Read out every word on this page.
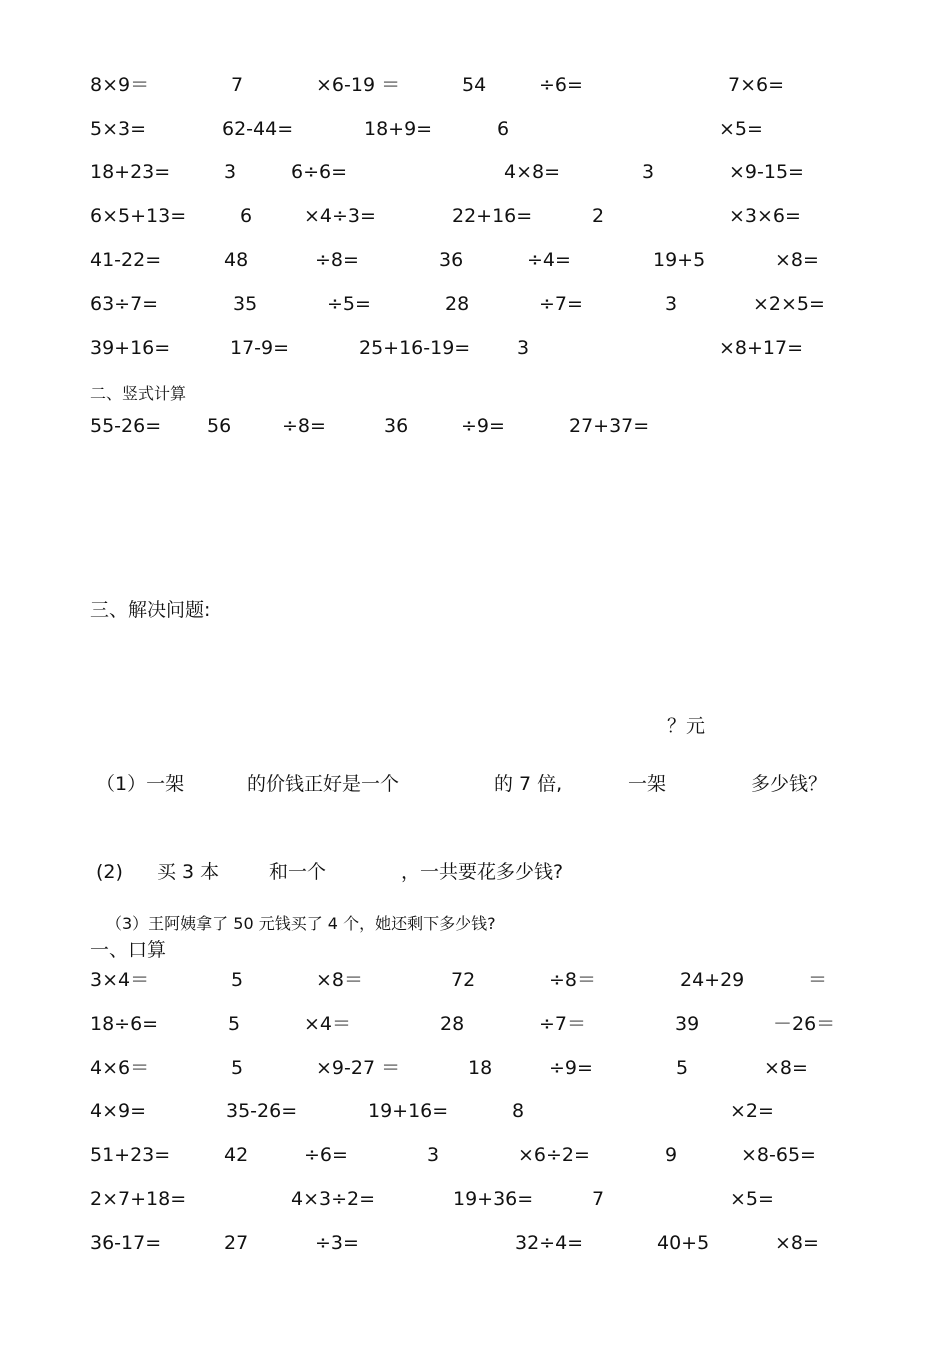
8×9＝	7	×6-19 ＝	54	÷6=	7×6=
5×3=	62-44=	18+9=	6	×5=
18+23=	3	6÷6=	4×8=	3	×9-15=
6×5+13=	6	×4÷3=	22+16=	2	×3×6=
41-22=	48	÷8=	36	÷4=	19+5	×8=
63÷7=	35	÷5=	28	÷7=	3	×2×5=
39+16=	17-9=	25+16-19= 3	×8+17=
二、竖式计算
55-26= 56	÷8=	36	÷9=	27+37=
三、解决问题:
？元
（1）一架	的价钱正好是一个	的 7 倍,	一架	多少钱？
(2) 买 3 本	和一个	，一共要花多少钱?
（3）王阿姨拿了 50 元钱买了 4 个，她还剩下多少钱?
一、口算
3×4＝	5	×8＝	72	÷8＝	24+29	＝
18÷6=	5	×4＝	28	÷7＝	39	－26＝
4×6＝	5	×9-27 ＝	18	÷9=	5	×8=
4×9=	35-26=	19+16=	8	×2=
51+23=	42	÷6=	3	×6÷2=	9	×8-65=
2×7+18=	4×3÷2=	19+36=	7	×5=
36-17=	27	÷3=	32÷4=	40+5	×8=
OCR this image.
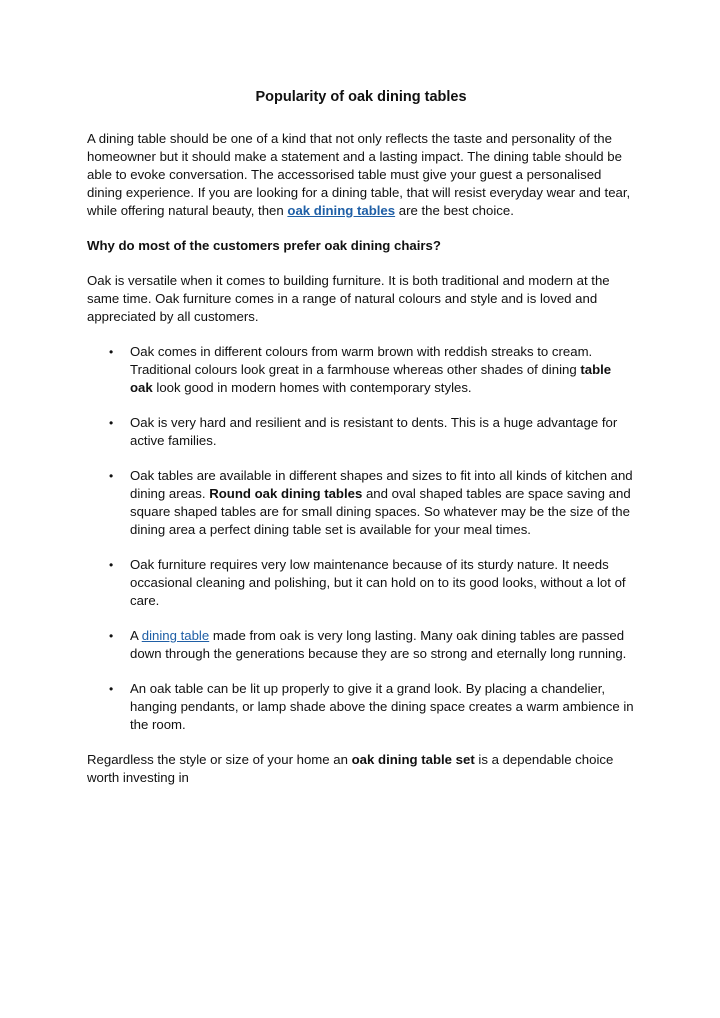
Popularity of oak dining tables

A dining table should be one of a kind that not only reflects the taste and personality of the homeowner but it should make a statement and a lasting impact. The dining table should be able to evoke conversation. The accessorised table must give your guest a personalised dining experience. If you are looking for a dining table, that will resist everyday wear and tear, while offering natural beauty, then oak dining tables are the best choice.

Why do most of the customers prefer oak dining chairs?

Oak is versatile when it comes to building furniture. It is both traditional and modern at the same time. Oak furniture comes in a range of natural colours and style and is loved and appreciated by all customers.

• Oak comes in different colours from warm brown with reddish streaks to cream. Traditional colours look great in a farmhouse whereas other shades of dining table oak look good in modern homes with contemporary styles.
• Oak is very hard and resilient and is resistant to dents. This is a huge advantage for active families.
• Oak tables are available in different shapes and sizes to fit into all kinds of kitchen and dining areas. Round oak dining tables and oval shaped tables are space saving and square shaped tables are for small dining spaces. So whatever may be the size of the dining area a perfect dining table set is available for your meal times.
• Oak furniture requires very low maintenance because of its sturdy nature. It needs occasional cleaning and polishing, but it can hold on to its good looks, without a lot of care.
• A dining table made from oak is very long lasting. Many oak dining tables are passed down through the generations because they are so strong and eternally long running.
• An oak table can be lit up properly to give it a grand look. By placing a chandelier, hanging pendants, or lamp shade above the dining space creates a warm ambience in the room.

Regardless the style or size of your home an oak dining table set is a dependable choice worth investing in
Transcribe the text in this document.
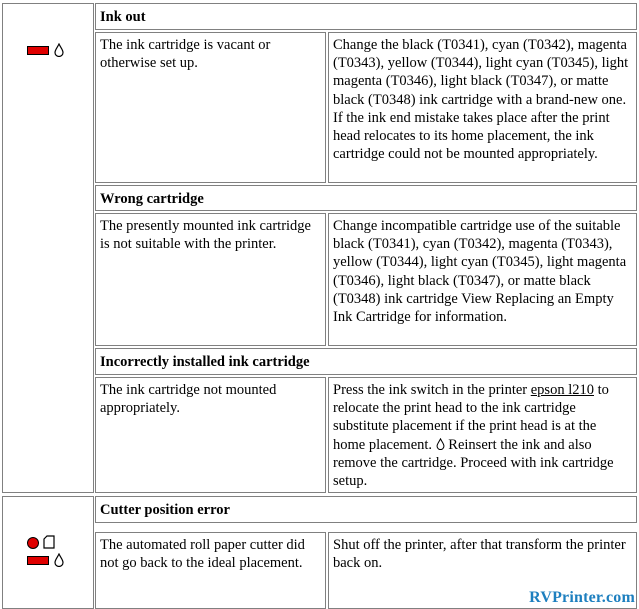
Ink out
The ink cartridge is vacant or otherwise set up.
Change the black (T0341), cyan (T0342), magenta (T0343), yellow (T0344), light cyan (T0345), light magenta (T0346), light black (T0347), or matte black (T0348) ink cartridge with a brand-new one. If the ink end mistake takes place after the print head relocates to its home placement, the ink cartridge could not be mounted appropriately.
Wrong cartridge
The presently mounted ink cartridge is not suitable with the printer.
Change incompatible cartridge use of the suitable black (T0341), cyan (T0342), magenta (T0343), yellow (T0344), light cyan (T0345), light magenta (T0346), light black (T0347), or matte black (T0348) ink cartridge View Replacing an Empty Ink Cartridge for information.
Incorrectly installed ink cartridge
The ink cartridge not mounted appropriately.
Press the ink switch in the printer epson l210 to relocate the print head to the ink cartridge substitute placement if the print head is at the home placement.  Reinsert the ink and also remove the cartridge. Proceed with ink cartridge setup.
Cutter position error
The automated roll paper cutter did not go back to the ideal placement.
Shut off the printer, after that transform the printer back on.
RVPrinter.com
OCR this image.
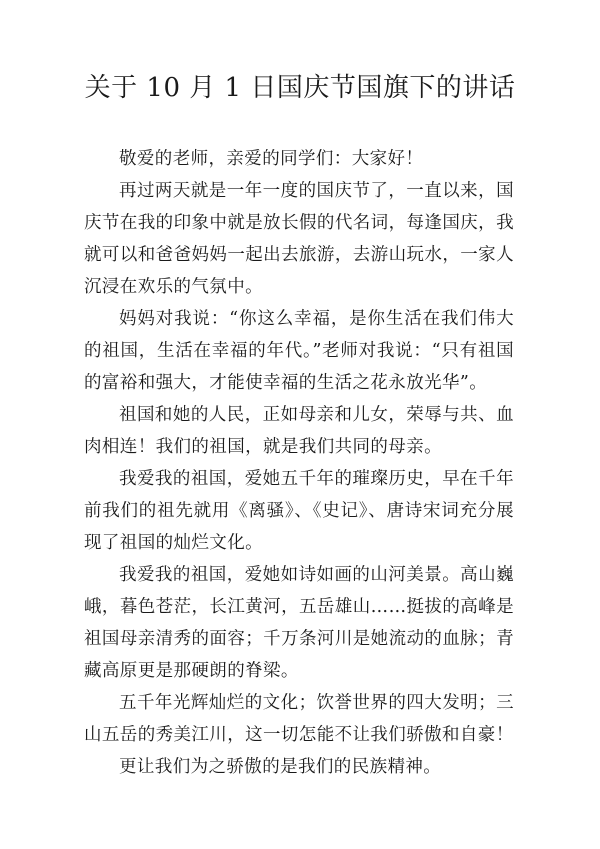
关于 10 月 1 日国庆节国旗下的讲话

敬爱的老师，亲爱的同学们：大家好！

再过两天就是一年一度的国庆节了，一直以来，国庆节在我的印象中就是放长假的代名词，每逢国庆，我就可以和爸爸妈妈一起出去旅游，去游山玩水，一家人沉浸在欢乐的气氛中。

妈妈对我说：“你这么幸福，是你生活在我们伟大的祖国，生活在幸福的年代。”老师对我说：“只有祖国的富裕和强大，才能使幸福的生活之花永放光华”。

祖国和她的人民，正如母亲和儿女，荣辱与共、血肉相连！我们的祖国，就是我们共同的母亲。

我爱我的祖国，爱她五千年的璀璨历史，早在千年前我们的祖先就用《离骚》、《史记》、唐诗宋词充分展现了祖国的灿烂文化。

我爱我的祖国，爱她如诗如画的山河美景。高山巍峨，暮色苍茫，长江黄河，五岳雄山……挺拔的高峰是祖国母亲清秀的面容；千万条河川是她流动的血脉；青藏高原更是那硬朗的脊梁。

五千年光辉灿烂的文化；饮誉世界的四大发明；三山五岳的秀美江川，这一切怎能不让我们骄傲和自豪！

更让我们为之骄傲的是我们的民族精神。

# # # #

Given exercise
In the material above, find the lines that contain "Change" and show them.

Reply to the exercise
Change the black (T0341), cyan (T0342), magenta (T0343), yellow (T0344), light cyan (T0345), light magenta (T0346), light black (T0347), or matte black (T0348) ink cartridge with a brand-new one. If the ink end mistake takes place after the print head relocates to its home placement, the ink cartridge could not be mounted appropriately.
Change incompatible cartridge use of the suitable black (T0341), cyan (T0342), magenta (T0343), yellow (T0344), light cyan (T0345), light magenta (T0346), light black (T0347), or matte black (T0348) ink cartridge View Replacing an Empty Ink Cartridge for information.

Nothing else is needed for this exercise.